Task brief => Quote the entries that follow exactly, leaving none out.

Begin Material

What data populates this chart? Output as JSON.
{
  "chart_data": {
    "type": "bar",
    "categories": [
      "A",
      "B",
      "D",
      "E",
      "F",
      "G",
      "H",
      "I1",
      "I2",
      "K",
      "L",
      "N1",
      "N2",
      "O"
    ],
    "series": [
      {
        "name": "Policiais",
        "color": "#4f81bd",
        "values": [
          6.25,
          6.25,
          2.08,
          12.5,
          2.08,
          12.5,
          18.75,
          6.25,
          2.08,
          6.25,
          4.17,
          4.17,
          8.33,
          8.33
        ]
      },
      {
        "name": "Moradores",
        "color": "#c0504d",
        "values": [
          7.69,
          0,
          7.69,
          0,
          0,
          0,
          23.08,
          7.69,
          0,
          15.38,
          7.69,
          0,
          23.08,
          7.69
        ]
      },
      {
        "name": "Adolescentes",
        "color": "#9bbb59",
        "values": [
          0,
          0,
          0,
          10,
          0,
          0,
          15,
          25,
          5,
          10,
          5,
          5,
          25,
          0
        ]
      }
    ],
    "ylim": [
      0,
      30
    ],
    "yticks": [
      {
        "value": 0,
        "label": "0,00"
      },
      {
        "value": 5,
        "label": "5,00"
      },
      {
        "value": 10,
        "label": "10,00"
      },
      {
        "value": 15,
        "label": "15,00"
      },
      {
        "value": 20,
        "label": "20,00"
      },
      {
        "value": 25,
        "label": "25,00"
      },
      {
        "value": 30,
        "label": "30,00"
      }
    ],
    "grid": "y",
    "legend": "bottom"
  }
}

End Material

Written response =>
What data populates this chart? Output as JSON.
{
  "chart_data": {
    "type": "bar",
    "categories": [
      "A",
      "B",
      "D",
      "E",
      "F",
      "G",
      "H",
      "I1",
      "I2",
      "K",
      "L",
      "N1",
      "N2",
      "O"
    ],
    "series": [
      {
        "name": "Policiais",
        "color": "#4f81bd",
        "values": [
          6.25,
          6.25,
          2.08,
          12.5,
          2.08,
          12.5,
          18.75,
          6.25,
          2.08,
          6.25,
          4.17,
          4.17,
          8.33,
          8.33
        ]
      },
      {
        "name": "Moradores",
        "color": "#c0504d",
        "values": [
          7.69,
          0,
          7.69,
          0,
          0,
          0,
          23.08,
          7.69,
          0,
          15.38,
          7.69,
          0,
          23.08,
          7.69
        ]
      },
      {
        "name": "Adolescentes",
        "color": "#9bbb59",
        "values": [
          0,
          0,
          0,
          10,
          0,
          0,
          15,
          25,
          5,
          10,
          5,
          5,
          25,
          0
        ]
      }
    ],
    "ylim": [
      0,
      30
    ],
    "yticks": [
      {
        "value": 0,
        "label": "0,00"
      },
      {
        "value": 5,
        "label": "5,00"
      },
      {
        "value": 10,
        "label": "10,00"
      },
      {
        "value": 15,
        "label": "15,00"
      },
      {
        "value": 20,
        "label": "20,00"
      },
      {
        "value": 25,
        "label": "25,00"
      },
      {
        "value": 30,
        "label": "30,00"
      }
    ],
    "grid": "y",
    "legend": "bottom"
  }
}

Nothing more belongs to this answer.